▶ [RECORDS FOR PROCESSING]:
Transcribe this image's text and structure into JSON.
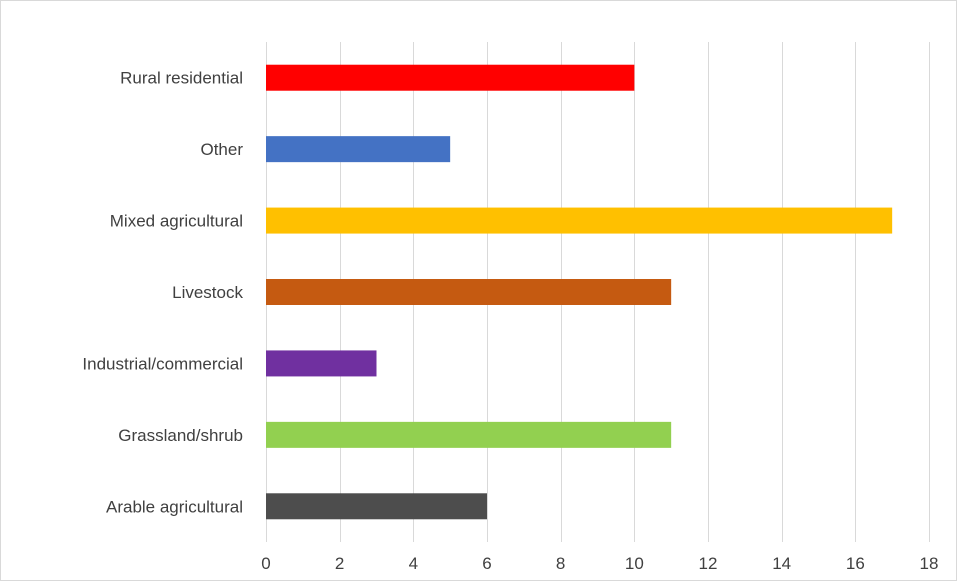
{
  "chart_data": {
    "type": "bar",
    "orientation": "horizontal",
    "title": "",
    "xlabel": "",
    "ylabel": "",
    "categories": [
      "Rural residential",
      "Other",
      "Mixed agricultural",
      "Livestock",
      "Industrial/commercial",
      "Grassland/shrub",
      "Arable agricultural"
    ],
    "values": [
      10,
      5,
      17,
      11,
      3,
      11,
      6
    ],
    "colors": [
      "#ff0000",
      "#4472c4",
      "#ffc000",
      "#c55a11",
      "#7030a0",
      "#92d050",
      "#4d4d4d"
    ],
    "xlim": [
      0,
      18
    ],
    "xticks": [
      0,
      2,
      4,
      6,
      8,
      10,
      12,
      14,
      16,
      18
    ],
    "grid": "vertical",
    "legend": "none"
  }
}
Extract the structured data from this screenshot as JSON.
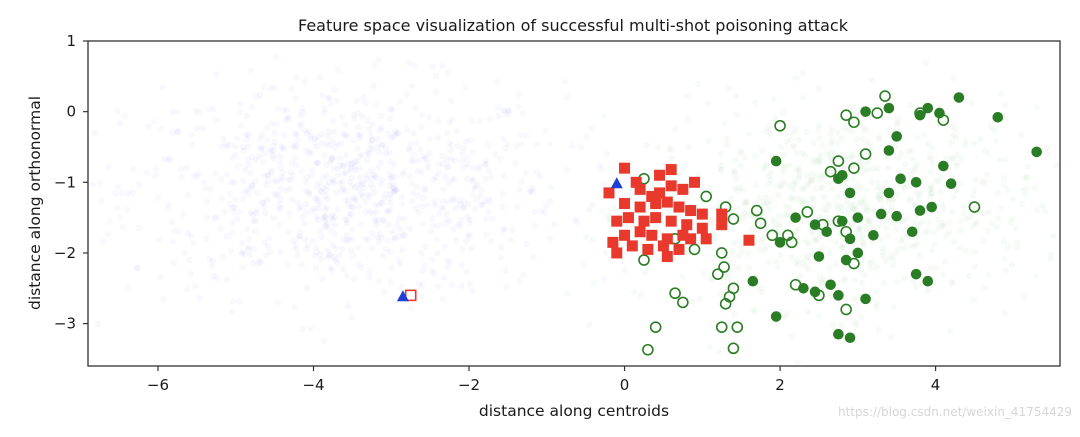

▶ [WRITTEN TASK]:
Pick out each line containing "this" and report it.

▶ [COMPLETED EXERCISE]:
Transcribe this image's text and structure into JSON.
Extract the structured data from this screenshot as JSON.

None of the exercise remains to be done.